• **REQUIRED WORK**:
Restate the listing that follows word for word, without its pictures.

════════════════

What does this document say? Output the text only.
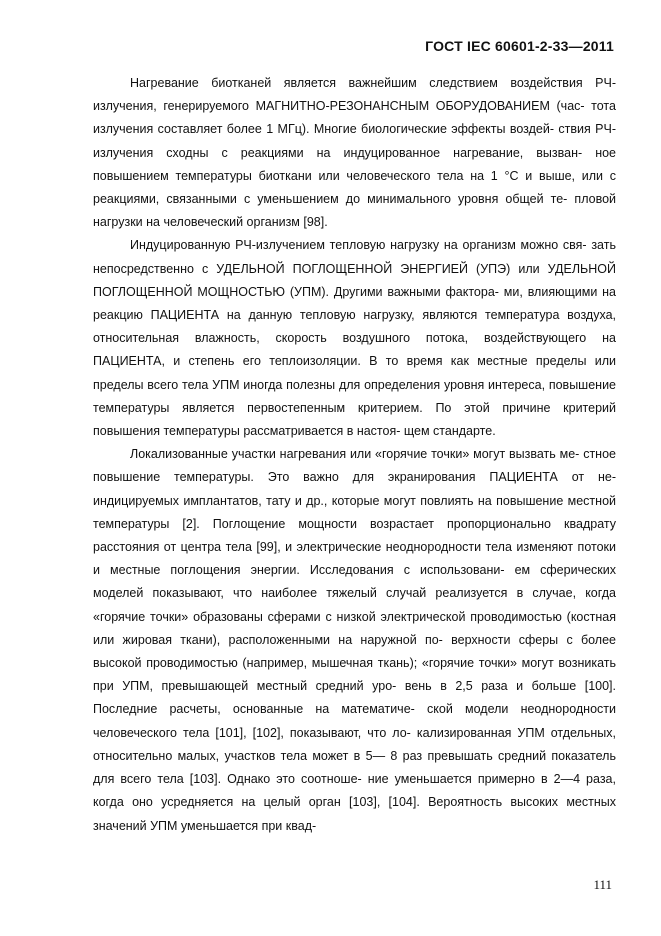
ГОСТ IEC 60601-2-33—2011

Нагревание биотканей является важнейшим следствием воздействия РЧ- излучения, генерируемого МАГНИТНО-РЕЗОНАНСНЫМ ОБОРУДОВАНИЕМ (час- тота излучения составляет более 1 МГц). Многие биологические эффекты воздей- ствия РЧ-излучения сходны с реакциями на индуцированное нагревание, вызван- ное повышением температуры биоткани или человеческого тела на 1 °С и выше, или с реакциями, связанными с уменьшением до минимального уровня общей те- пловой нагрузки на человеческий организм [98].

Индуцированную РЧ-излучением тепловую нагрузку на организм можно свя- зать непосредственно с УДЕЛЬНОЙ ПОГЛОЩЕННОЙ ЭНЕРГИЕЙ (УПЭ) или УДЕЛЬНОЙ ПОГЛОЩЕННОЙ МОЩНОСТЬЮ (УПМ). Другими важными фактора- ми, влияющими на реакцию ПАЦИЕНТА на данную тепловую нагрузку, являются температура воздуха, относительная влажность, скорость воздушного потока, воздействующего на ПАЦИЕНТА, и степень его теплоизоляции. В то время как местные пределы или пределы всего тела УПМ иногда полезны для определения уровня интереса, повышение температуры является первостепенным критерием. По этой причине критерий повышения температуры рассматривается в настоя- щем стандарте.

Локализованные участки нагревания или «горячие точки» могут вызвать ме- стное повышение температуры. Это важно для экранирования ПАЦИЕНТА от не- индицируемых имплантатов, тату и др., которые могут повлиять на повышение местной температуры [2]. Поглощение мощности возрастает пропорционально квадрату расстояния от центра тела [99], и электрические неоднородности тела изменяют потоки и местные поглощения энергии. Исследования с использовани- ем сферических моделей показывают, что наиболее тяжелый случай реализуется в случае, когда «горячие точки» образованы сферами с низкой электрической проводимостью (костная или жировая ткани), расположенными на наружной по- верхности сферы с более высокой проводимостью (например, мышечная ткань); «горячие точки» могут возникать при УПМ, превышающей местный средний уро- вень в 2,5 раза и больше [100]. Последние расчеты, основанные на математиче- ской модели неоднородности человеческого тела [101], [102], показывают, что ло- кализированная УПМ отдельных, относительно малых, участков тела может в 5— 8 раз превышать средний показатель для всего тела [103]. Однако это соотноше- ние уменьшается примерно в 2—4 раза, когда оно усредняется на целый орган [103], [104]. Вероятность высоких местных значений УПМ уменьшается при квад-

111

════════════════

• **TASK RESULT**:
What does this document say? Output the text only.
ГОСТ IEC 60601-2-33—2011

Нагревание биотканей является важнейшим следствием воздействия РЧ- излучения, генерируемого МАГНИТНО-РЕЗОНАНСНЫМ ОБОРУДОВАНИЕМ (час- тота излучения составляет более 1 МГц). Многие биологические эффекты воздей- ствия РЧ-излучения сходны с реакциями на индуцированное нагревание, вызван- ное повышением температуры биоткани или человеческого тела на 1 °С и выше, или с реакциями, связанными с уменьшением до минимального уровня общей те- пловой нагрузки на человеческий организм [98].

Индуцированную РЧ-излучением тепловую нагрузку на организм можно свя- зать непосредственно с УДЕЛЬНОЙ ПОГЛОЩЕННОЙ ЭНЕРГИЕЙ (УПЭ) или УДЕЛЬНОЙ ПОГЛОЩЕННОЙ МОЩНОСТЬЮ (УПМ). Другими важными фактора- ми, влияющими на реакцию ПАЦИЕНТА на данную тепловую нагрузку, являются температура воздуха, относительная влажность, скорость воздушного потока, воздействующего на ПАЦИЕНТА, и степень его теплоизоляции. В то время как местные пределы или пределы всего тела УПМ иногда полезны для определения уровня интереса, повышение температуры является первостепенным критерием. По этой причине критерий повышения температуры рассматривается в настоя- щем стандарте.

Локализованные участки нагревания или «горячие точки» могут вызвать ме- стное повышение температуры. Это важно для экранирования ПАЦИЕНТА от не- индицируемых имплантатов, тату и др., которые могут повлиять на повышение местной температуры [2]. Поглощение мощности возрастает пропорционально квадрату расстояния от центра тела [99], и электрические неоднородности тела изменяют потоки и местные поглощения энергии. Исследования с использовани- ем сферических моделей показывают, что наиболее тяжелый случай реализуется в случае, когда «горячие точки» образованы сферами с низкой электрической проводимостью (костная или жировая ткани), расположенными на наружной по- верхности сферы с более высокой проводимостью (например, мышечная ткань); «горячие точки» могут возникать при УПМ, превышающей местный средний уро- вень в 2,5 раза и больше [100]. Последние расчеты, основанные на математиче- ской модели неоднородности человеческого тела [101], [102], показывают, что ло- кализированная УПМ отдельных, относительно малых, участков тела может в 5— 8 раз превышать средний показатель для всего тела [103]. Однако это соотноше- ние уменьшается примерно в 2—4 раза, когда оно усредняется на целый орган [103], [104]. Вероятность высоких местных значений УПМ уменьшается при квад-

111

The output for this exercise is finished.